** WHAT THE EXERCISE ASKS **
Leaving out all images, write out the records that follow exactly.

Items listed in a dataset:

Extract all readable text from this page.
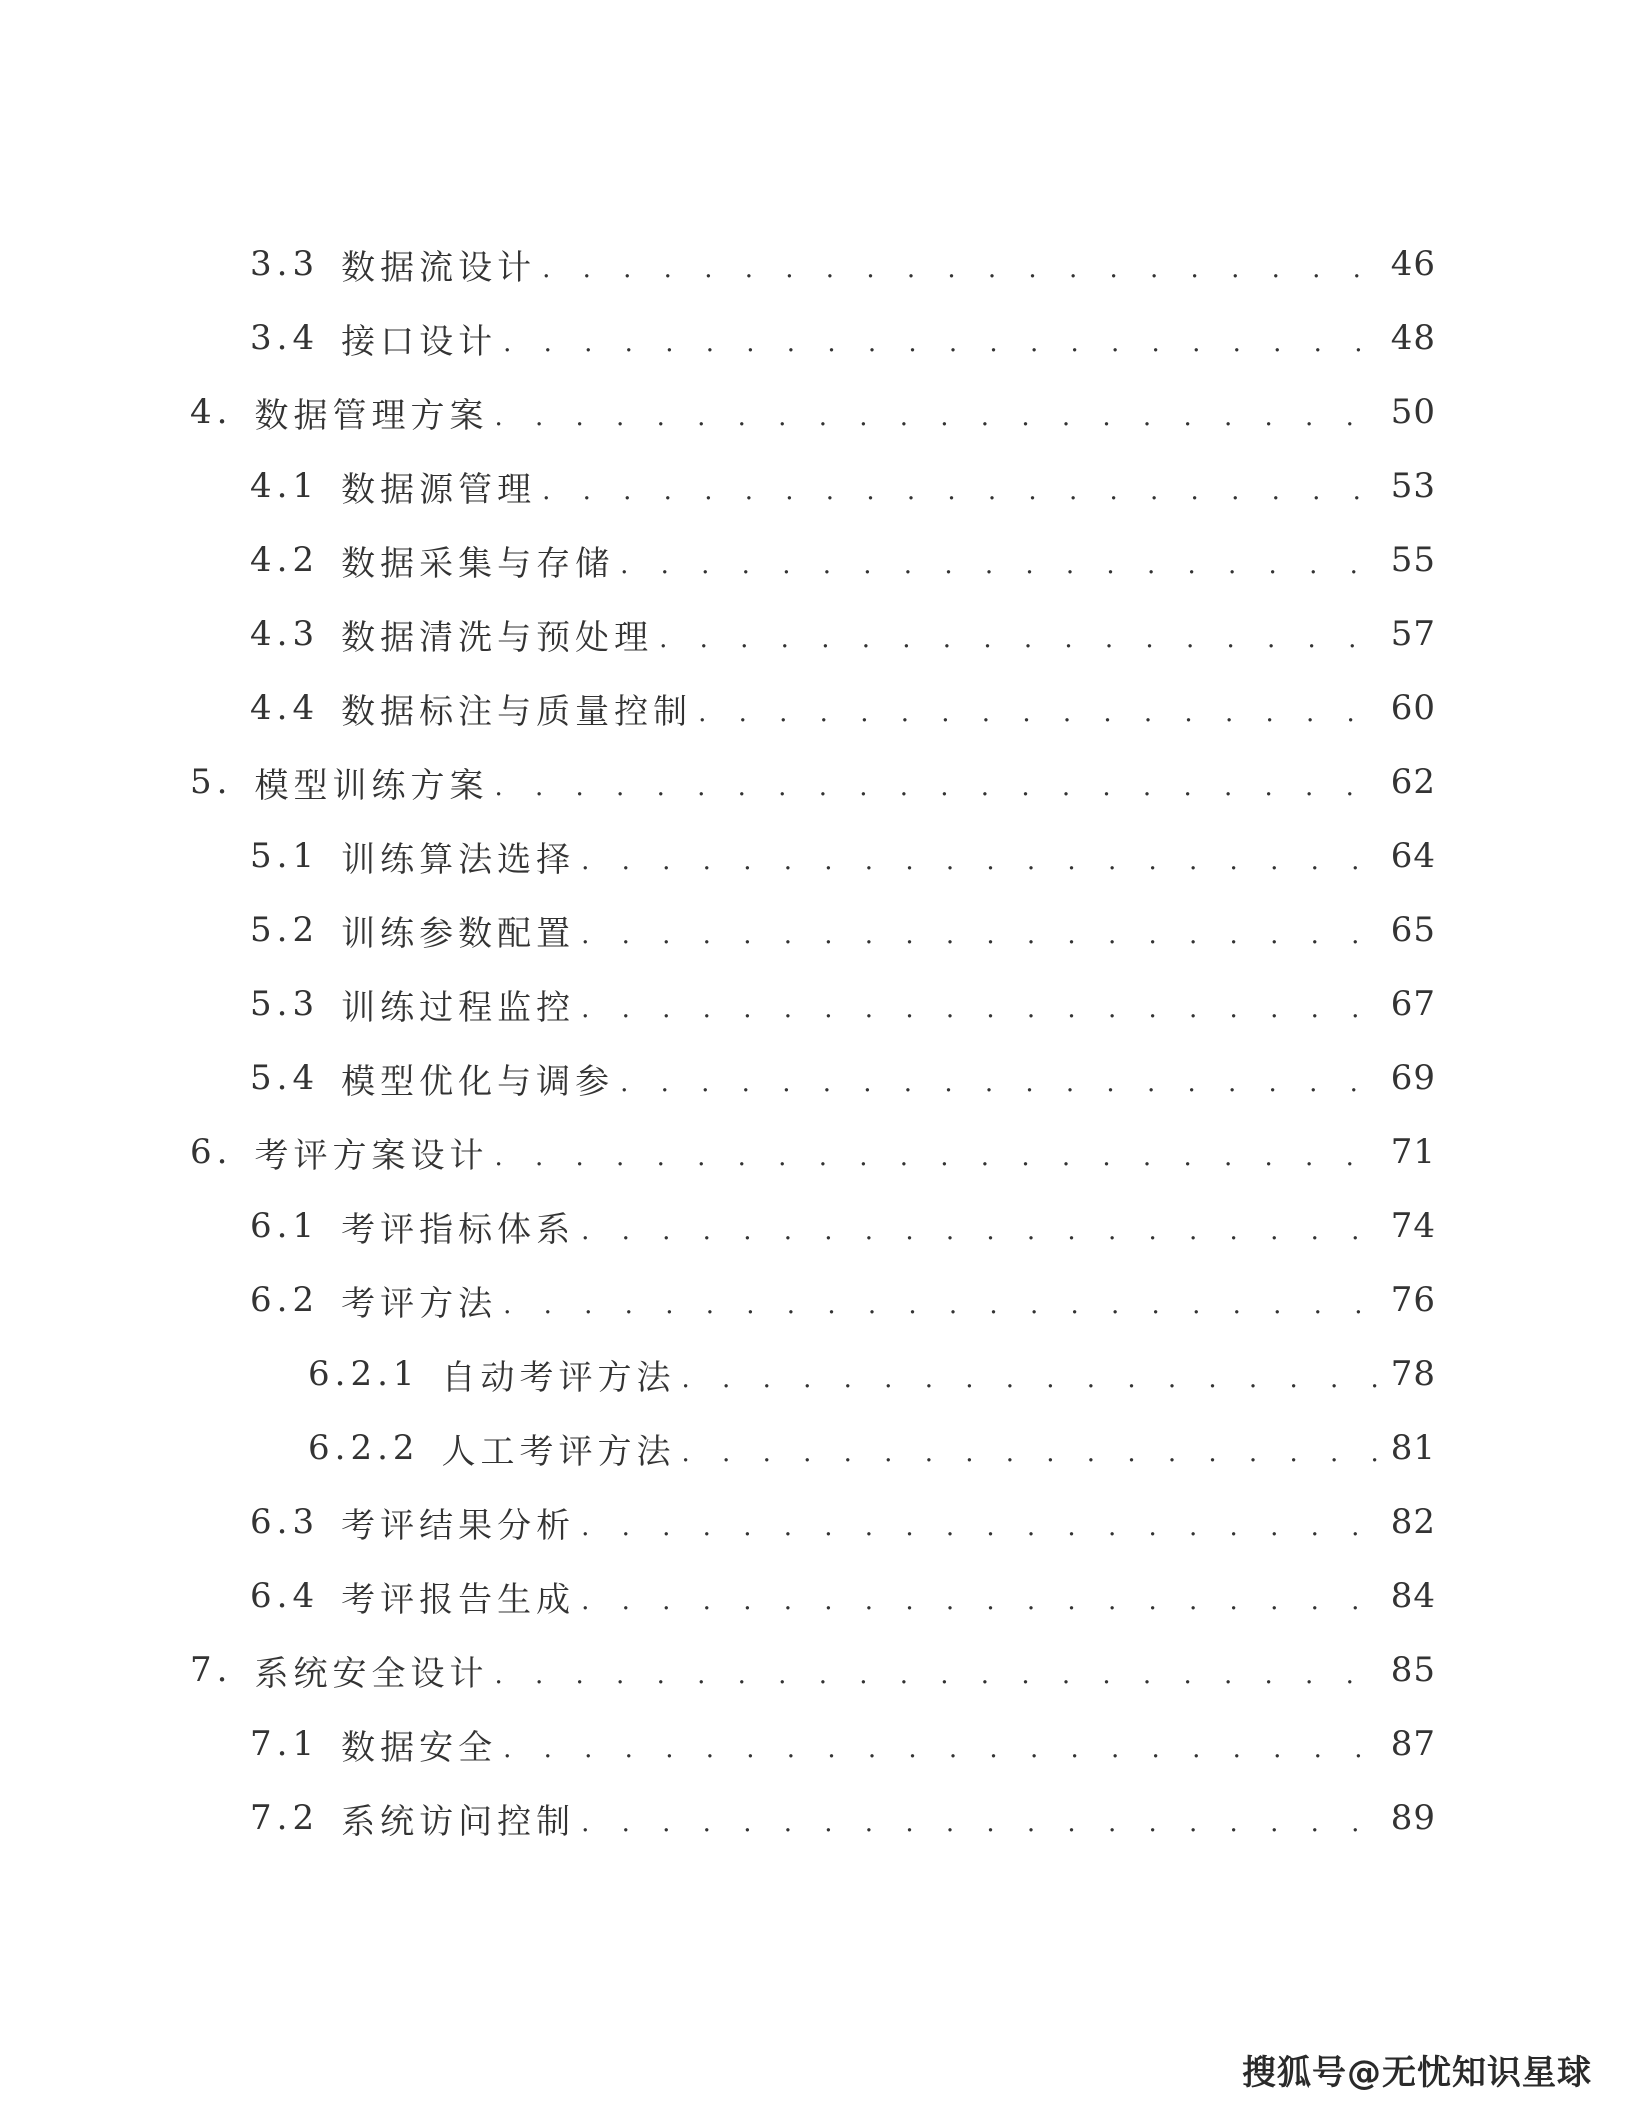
3.3 数据流设计 . . .	46
3.4 接口设计 . . .	48
4. 数据管理方案 . . .	50
4.1 数据源管理 . . .	53
4.2 数据采集与存储 . . .	55
4.3 数据清洗与预处理 . . .	57
4.4 数据标注与质量控制 . . .	60
5. 模型训练方案 . . .	62
5.1 训练算法选择 . . .	64
5.2 训练参数配置 . . .	65
5.3 训练过程监控 . . .	67
5.4 模型优化与调参 . . .	69
6. 考评方案设计 . . .	71
6.1 考评指标体系 . . .	74
6.2 考评方法 . . .	76
6.2.1 自动考评方法 . . .	78
6.2.2 人工考评方法 . . .	81
6.3 考评结果分析 . . .	82
6.4 考评报告生成 . . .	84
7. 系统安全设计 . . .	85
7.1 数据安全 . . .	87
7.2 系统访问控制 . . .	89
搜狐号@无忧知识星球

** EXPECTED ANSWER **
Extract all readable text from this page.
3.3 数据流设计 . . .	46
3.4 接口设计 . . .	48
4. 数据管理方案 . . .	50
4.1 数据源管理 . . .	53
4.2 数据采集与存储 . . .	55
4.3 数据清洗与预处理 . . .	57
4.4 数据标注与质量控制 . . .	60
5. 模型训练方案 . . .	62
5.1 训练算法选择 . . .	64
5.2 训练参数配置 . . .	65
5.3 训练过程监控 . . .	67
5.4 模型优化与调参 . . .	69
6. 考评方案设计 . . .	71
6.1 考评指标体系 . . .	74
6.2 考评方法 . . .	76
6.2.1 自动考评方法 . . .	78
6.2.2 人工考评方法 . . .	81
6.3 考评结果分析 . . .	82
6.4 考评报告生成 . . .	84
7. 系统安全设计 . . .	85
7.1 数据安全 . . .	87
7.2 系统访问控制 . . .	89
搜狐号@无忧知识星球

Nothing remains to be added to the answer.